[Excerpts from a figure dataset]
^^^^

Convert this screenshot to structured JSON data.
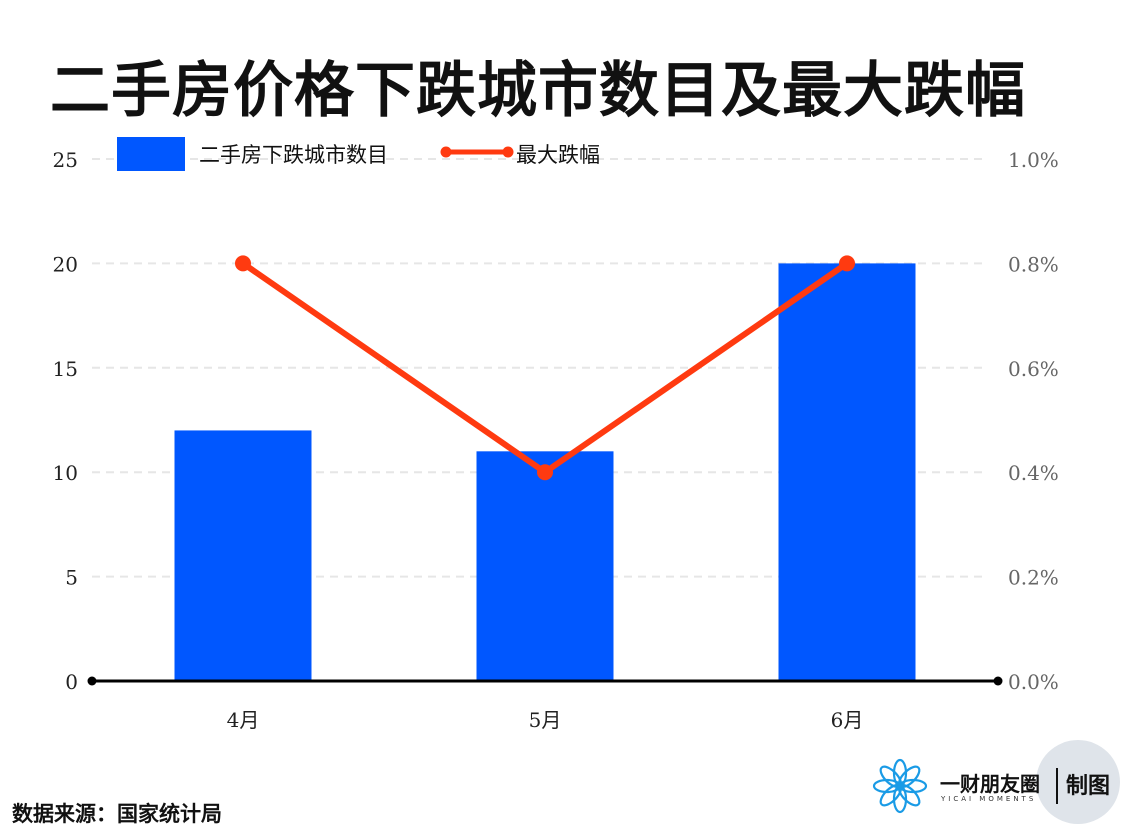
{
  "title": "二手房价格下跌城市数目及最大跌幅",
  "source": "数据来源：国家统计局",
  "brand": {
    "name": "一财朋友圈",
    "subtitle": "YICAI MOMENTS",
    "made": "制图"
  },
  "colors": {
    "bar": "#0057FF",
    "line": "#FF3A10",
    "grid": "#e6e6e6",
    "axis": "#000000"
  },
  "chart_data": {
    "type": "bar",
    "categories": [
      "4月",
      "5月",
      "6月"
    ],
    "series": [
      {
        "name": "二手房下跌城市数目",
        "type": "bar",
        "axis": "left",
        "values": [
          12,
          11,
          20
        ]
      },
      {
        "name": "最大跌幅",
        "type": "line",
        "axis": "right",
        "values": [
          0.8,
          0.4,
          0.8
        ]
      }
    ],
    "y_left": {
      "ylim": [
        0,
        25
      ],
      "ticks": [
        "0",
        "5",
        "10",
        "15",
        "20",
        "25"
      ]
    },
    "y_right": {
      "ylim": [
        0,
        1.0
      ],
      "ticks": [
        "0.0%",
        "0.2%",
        "0.4%",
        "0.6%",
        "0.8%",
        "1.0%"
      ]
    },
    "grid": true,
    "legend": "top"
  }
}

^^^^

**Work to do:** Restate the data above exactly, stripping out each image.

**Solution for this exercise:**
Convert this screenshot to structured JSON data.
{
  "title": "二手房价格下跌城市数目及最大跌幅",
  "source": "数据来源：国家统计局",
  "brand": {
    "name": "一财朋友圈",
    "subtitle": "YICAI MOMENTS",
    "made": "制图"
  },
  "colors": {
    "bar": "#0057FF",
    "line": "#FF3A10",
    "grid": "#e6e6e6",
    "axis": "#000000"
  },
  "chart_data": {
    "type": "bar",
    "categories": [
      "4月",
      "5月",
      "6月"
    ],
    "series": [
      {
        "name": "二手房下跌城市数目",
        "type": "bar",
        "axis": "left",
        "values": [
          12,
          11,
          20
        ]
      },
      {
        "name": "最大跌幅",
        "type": "line",
        "axis": "right",
        "values": [
          0.8,
          0.4,
          0.8
        ]
      }
    ],
    "y_left": {
      "ylim": [
        0,
        25
      ],
      "ticks": [
        "0",
        "5",
        "10",
        "15",
        "20",
        "25"
      ]
    },
    "y_right": {
      "ylim": [
        0,
        1.0
      ],
      "ticks": [
        "0.0%",
        "0.2%",
        "0.4%",
        "0.6%",
        "0.8%",
        "1.0%"
      ]
    },
    "grid": true,
    "legend": "top"
  }
}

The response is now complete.